----- Provided data -----
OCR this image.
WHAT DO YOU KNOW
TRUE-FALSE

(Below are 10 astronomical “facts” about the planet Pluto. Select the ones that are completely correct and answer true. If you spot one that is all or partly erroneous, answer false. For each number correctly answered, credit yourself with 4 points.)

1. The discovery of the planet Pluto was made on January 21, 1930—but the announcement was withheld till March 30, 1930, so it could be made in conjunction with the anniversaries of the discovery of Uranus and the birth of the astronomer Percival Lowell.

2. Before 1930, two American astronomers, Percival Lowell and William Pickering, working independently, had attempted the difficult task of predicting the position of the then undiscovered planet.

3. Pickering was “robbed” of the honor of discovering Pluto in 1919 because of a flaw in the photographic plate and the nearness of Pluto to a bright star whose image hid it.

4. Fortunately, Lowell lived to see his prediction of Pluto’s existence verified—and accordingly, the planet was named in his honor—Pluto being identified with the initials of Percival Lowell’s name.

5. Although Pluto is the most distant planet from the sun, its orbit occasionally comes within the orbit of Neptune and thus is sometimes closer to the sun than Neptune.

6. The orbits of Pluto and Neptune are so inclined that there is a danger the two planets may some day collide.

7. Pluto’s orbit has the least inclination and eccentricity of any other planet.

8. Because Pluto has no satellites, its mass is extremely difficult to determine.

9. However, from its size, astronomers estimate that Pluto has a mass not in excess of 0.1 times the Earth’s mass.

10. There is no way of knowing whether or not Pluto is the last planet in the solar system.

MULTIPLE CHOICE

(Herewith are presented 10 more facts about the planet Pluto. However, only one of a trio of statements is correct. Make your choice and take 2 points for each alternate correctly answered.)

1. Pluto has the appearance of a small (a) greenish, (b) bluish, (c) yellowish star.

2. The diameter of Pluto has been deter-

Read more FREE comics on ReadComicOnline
-----
--- The exercise ---
Output the whole listing above again, word for word.

--- Reply to the exercise ---
OCR this image.
WHAT DO YOU KNOW
TRUE-FALSE

(Below are 10 astronomical “facts” about the planet Pluto. Select the ones that are completely correct and answer true. If you spot one that is all or partly erroneous, answer false. For each number correctly answered, credit yourself with 4 points.)

1. The discovery of the planet Pluto was made on January 21, 1930—but the announcement was withheld till March 30, 1930, so it could be made in conjunction with the anniversaries of the discovery of Uranus and the birth of the astronomer Percival Lowell.

2. Before 1930, two American astronomers, Percival Lowell and William Pickering, working independently, had attempted the difficult task of predicting the position of the then undiscovered planet.

3. Pickering was “robbed” of the honor of discovering Pluto in 1919 because of a flaw in the photographic plate and the nearness of Pluto to a bright star whose image hid it.

4. Fortunately, Lowell lived to see his prediction of Pluto’s existence verified—and accordingly, the planet was named in his honor—Pluto being identified with the initials of Percival Lowell’s name.

5. Although Pluto is the most distant planet from the sun, its orbit occasionally comes within the orbit of Neptune and thus is sometimes closer to the sun than Neptune.

6. The orbits of Pluto and Neptune are so inclined that there is a danger the two planets may some day collide.

7. Pluto’s orbit has the least inclination and eccentricity of any other planet.

8. Because Pluto has no satellites, its mass is extremely difficult to determine.

9. However, from its size, astronomers estimate that Pluto has a mass not in excess of 0.1 times the Earth’s mass.

10. There is no way of knowing whether or not Pluto is the last planet in the solar system.

MULTIPLE CHOICE

(Herewith are presented 10 more facts about the planet Pluto. However, only one of a trio of statements is correct. Make your choice and take 2 points for each alternate correctly answered.)

1. Pluto has the appearance of a small (a) greenish, (b) bluish, (c) yellowish star.

2. The diameter of Pluto has been deter-

Read more FREE comics on ReadComicOnline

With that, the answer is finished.